§ **Requirements**:
Output the records exactly as they appear, with no pictures included.

※ ※ ※

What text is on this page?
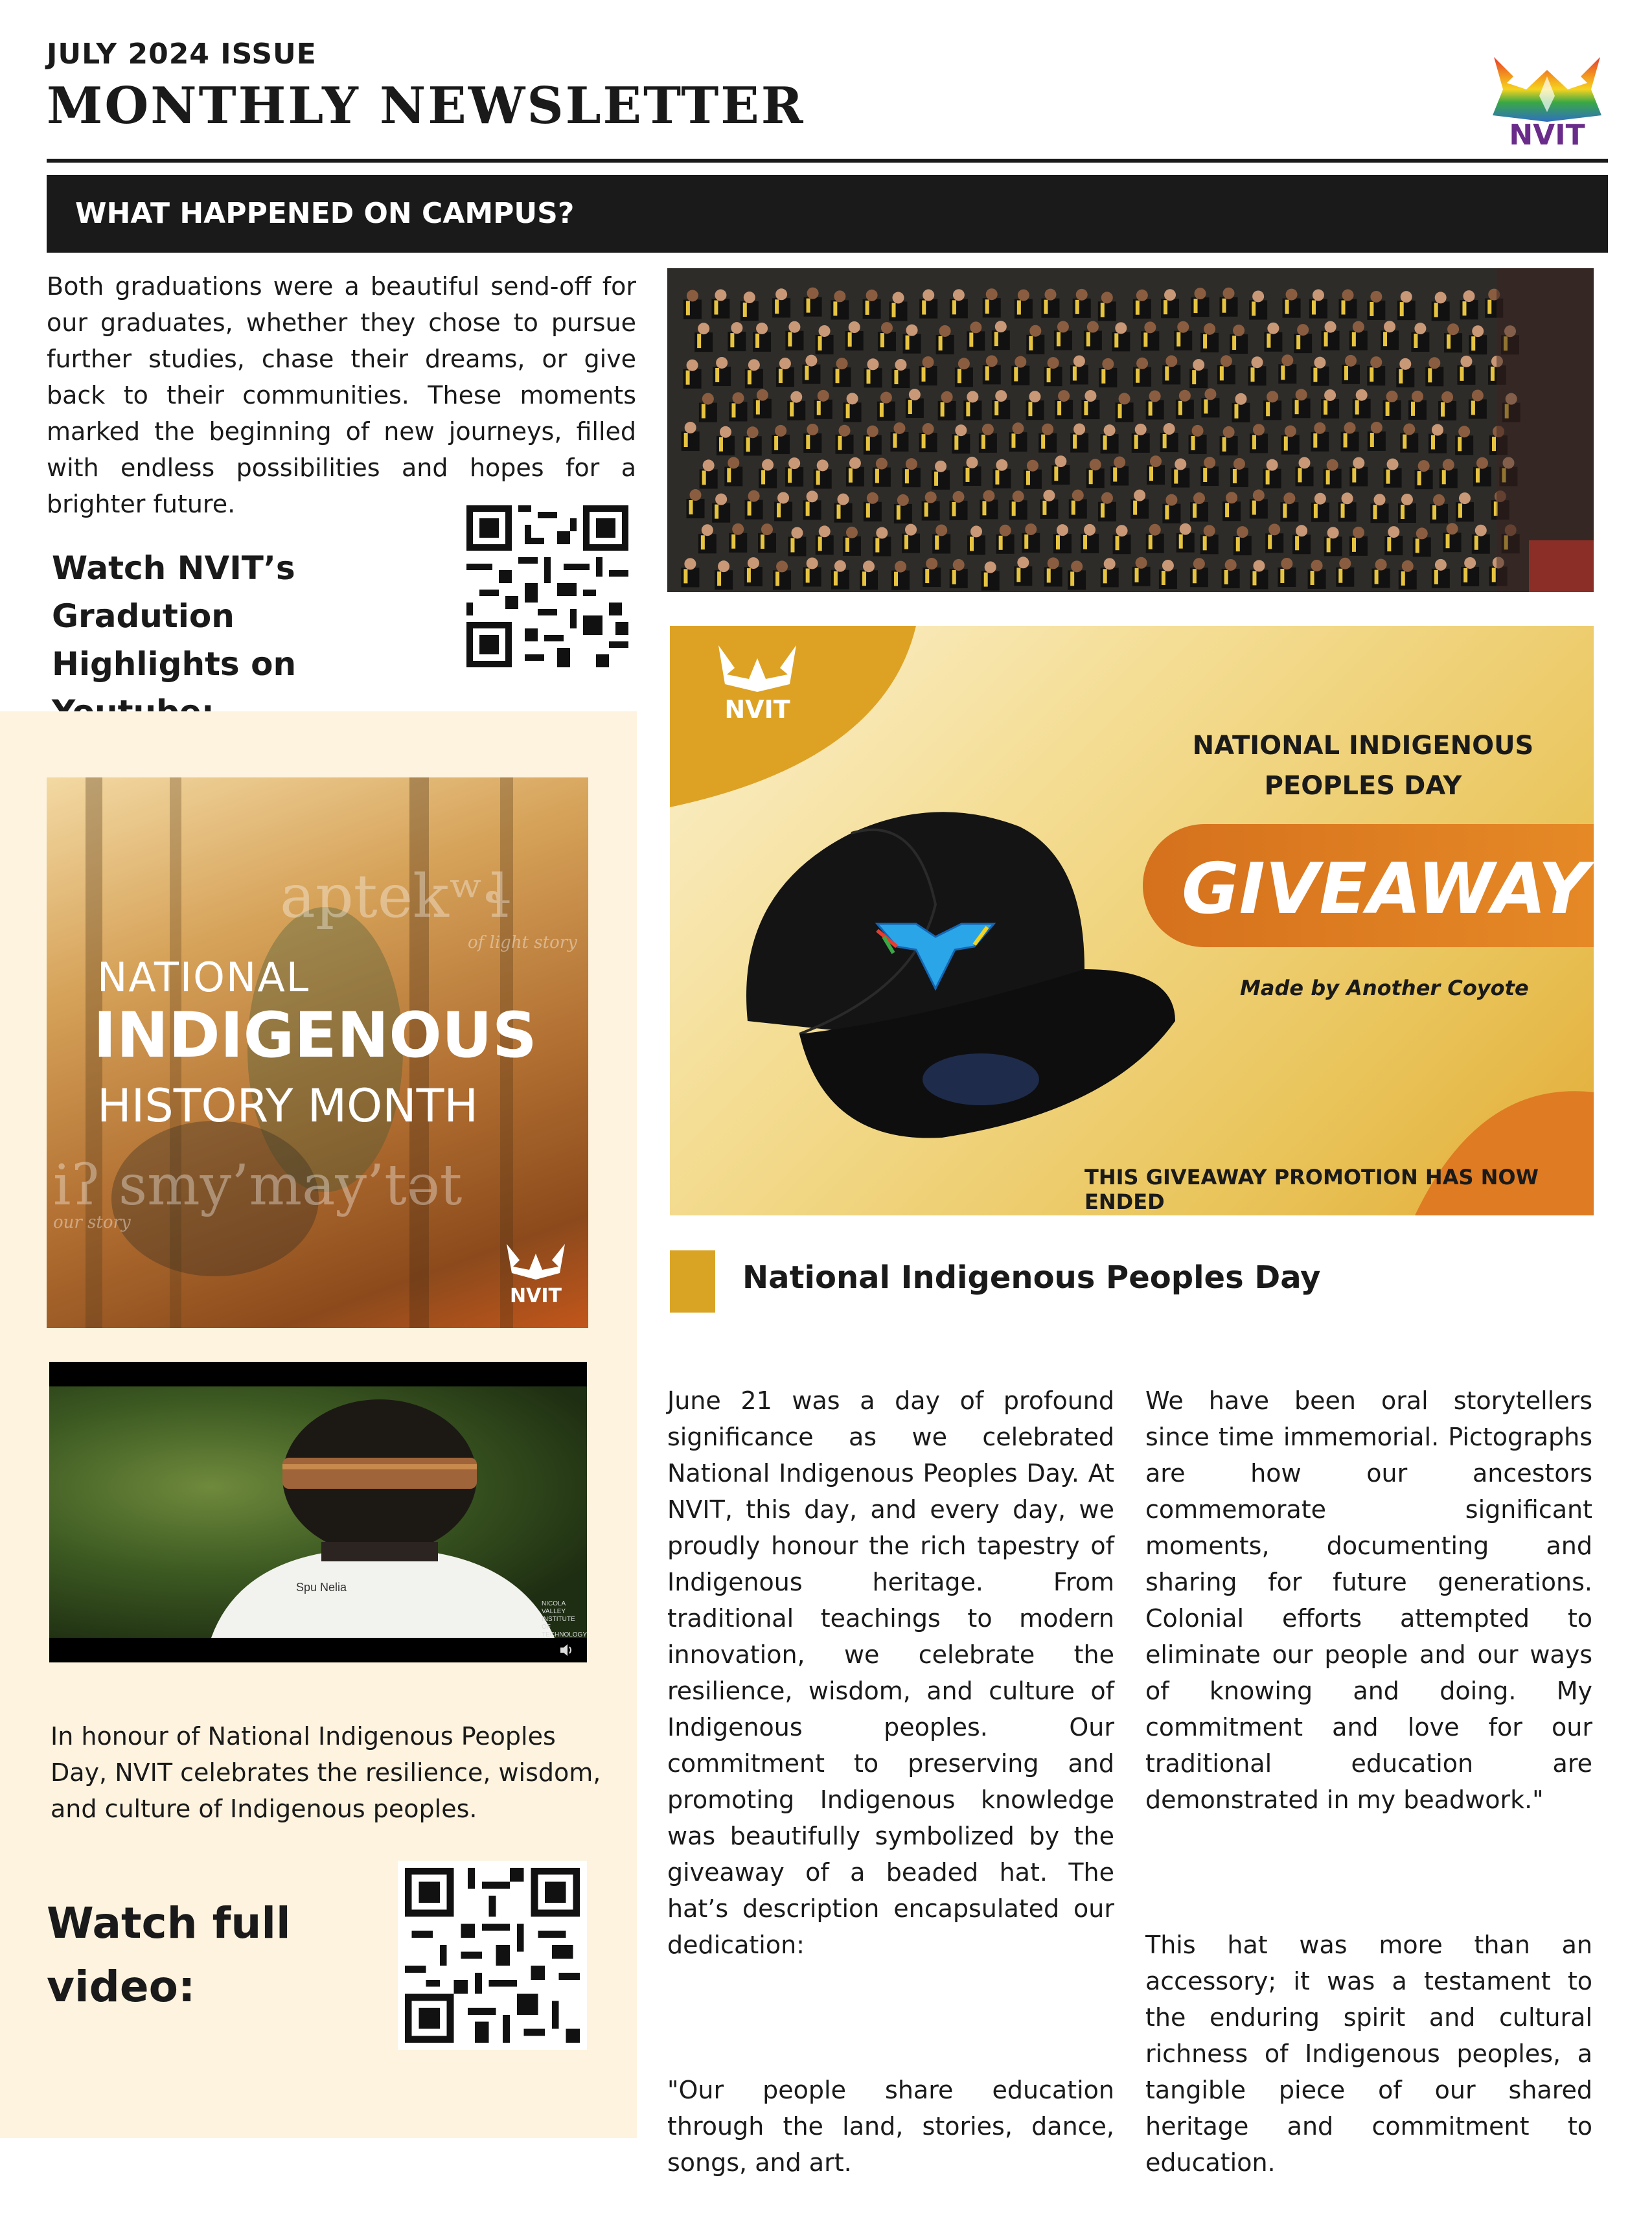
JULY 2024 ISSUE
MONTHLY NEWSLETTER	NVIT
WHAT HAPPENED ON CAMPUS?
Both graduations were a beautiful send-off for our graduates, whether they chose to pursue further studies, chase their dreams, or give back to their communities. These moments marked the beginning of new journeys, filled with endless possibilities and hopes for a brighter future.
Watch NVIT’s Gradution
Highlights on
aptekʷɬ
of light story
NATIONAL
INDIGENOUS
HISTORY MONTH
iʔ smy’may’tət
our story
NVIT
Spu Nelia
NICOLA VALLEY INSTITUTE OF TECHNOLOGY
In honour of National Indigenous Peoples Day, NVIT celebrates the resilience, wisdom, and culture of Indigenous peoples.
Watch full
video:
NVIT
NATIONAL INDIGENOUS
PEOPLES DAY
GIVEAWAY
Made by Another Coyote
THIS GIVEAWAY PROMOTION HAS NOW ENDED
National Indigenous Peoples Day

June 21 was a day of profound significance as we celebrated National Indigenous Peoples Day. At NVIT, this day, and every day, we proudly honour the rich tapestry of Indigenous heritage. From traditional teachings to modern innovation, we celebrate the resilience, wisdom, and culture of Indigenous peoples. Our commitment to preserving and promoting Indigenous knowledge was beautifully symbolized by the giveaway of a beaded hat. The hat’s description encapsulated our dedication:

"Our people share education through the land, stories, dance, songs, and art.

We have been oral storytellers since time immemorial. Pictographs are how our ancestors commemorate significant moments, documenting and sharing for future generations. Colonial efforts attempted to eliminate our people and our ways of knowing and doing. My commitment and love for our traditional education are demonstrated in my beadwork."

This hat was more than an accessory; it was a testament to the enduring spirit and cultural richness of Indigenous peoples, a tangible piece of our shared heritage and commitment to education.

※ ※ ※

§ **Result of this task**:
What text is on this page?
JULY 2024 ISSUE
MONTHLY NEWSLETTER	NVIT
WHAT HAPPENED ON CAMPUS?
Both graduations were a beautiful send-off for our graduates, whether they chose to pursue further studies, chase their dreams, or give back to their communities. These moments marked the beginning of new journeys, filled with endless possibilities and hopes for a brighter future.
Watch NVIT’s Gradution
Highlights on
aptekʷɬ
of light story
NATIONAL
INDIGENOUS
HISTORY MONTH
iʔ smy’may’tət
our story
NVIT
Spu Nelia
NICOLA VALLEY INSTITUTE OF TECHNOLOGY
In honour of National Indigenous Peoples Day, NVIT celebrates the resilience, wisdom, and culture of Indigenous peoples.
Watch full
video:
NVIT
NATIONAL INDIGENOUS
PEOPLES DAY
GIVEAWAY
Made by Another Coyote
THIS GIVEAWAY PROMOTION HAS NOW ENDED
National Indigenous Peoples Day

June 21 was a day of profound significance as we celebrated National Indigenous Peoples Day. At NVIT, this day, and every day, we proudly honour the rich tapestry of Indigenous heritage. From traditional teachings to modern innovation, we celebrate the resilience, wisdom, and culture of Indigenous peoples. Our commitment to preserving and promoting Indigenous knowledge was beautifully symbolized by the giveaway of a beaded hat. The hat’s description encapsulated our dedication:

"Our people share education through the land, stories, dance, songs, and art.

We have been oral storytellers since time immemorial. Pictographs are how our ancestors commemorate significant moments, documenting and sharing for future generations. Colonial efforts attempted to eliminate our people and our ways of knowing and doing. My commitment and love for our traditional education are demonstrated in my beadwork."

This hat was more than an accessory; it was a testament to the enduring spirit and cultural richness of Indigenous peoples, a tangible piece of our shared heritage and commitment to education.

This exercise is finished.